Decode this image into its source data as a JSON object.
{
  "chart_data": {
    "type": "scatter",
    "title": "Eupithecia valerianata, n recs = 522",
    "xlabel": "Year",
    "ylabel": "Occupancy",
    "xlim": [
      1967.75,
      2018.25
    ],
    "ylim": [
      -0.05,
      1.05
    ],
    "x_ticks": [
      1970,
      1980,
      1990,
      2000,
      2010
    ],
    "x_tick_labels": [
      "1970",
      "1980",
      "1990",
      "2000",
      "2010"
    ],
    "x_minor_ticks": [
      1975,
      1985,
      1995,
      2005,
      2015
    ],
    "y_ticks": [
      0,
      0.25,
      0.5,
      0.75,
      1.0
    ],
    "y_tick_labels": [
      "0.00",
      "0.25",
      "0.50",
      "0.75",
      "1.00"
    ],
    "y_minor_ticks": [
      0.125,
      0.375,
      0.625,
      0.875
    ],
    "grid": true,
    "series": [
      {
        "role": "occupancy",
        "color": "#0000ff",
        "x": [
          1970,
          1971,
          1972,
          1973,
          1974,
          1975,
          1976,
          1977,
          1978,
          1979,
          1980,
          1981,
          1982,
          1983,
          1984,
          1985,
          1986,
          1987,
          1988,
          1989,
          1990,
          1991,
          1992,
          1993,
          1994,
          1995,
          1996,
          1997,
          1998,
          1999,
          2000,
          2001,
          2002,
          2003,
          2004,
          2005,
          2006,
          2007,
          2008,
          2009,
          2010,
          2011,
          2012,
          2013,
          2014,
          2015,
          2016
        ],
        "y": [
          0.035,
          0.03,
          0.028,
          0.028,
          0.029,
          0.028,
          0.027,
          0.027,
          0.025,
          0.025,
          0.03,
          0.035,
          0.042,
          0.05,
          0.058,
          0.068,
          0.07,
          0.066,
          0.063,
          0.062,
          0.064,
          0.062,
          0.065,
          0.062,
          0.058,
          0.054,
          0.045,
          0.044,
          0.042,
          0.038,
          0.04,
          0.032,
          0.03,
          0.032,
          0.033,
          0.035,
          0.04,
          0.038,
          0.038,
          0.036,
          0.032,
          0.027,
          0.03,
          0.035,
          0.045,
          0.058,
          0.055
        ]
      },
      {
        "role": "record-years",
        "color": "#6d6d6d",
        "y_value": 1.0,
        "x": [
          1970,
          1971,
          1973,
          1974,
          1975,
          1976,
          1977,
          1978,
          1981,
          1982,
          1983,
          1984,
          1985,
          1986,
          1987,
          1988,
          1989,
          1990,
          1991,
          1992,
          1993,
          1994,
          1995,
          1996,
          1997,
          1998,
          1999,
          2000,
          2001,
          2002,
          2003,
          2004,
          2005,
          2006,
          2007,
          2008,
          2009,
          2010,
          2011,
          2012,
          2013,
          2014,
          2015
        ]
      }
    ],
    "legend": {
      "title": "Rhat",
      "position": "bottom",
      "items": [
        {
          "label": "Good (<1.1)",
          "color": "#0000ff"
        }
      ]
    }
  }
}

## WORK REQUIRED
Pull out all lines from the listing that contain the string "title".

## FINISHED EXERCISE
    "title": "Eupithecia valerianata, n recs = 522",
      "title": "Rhat",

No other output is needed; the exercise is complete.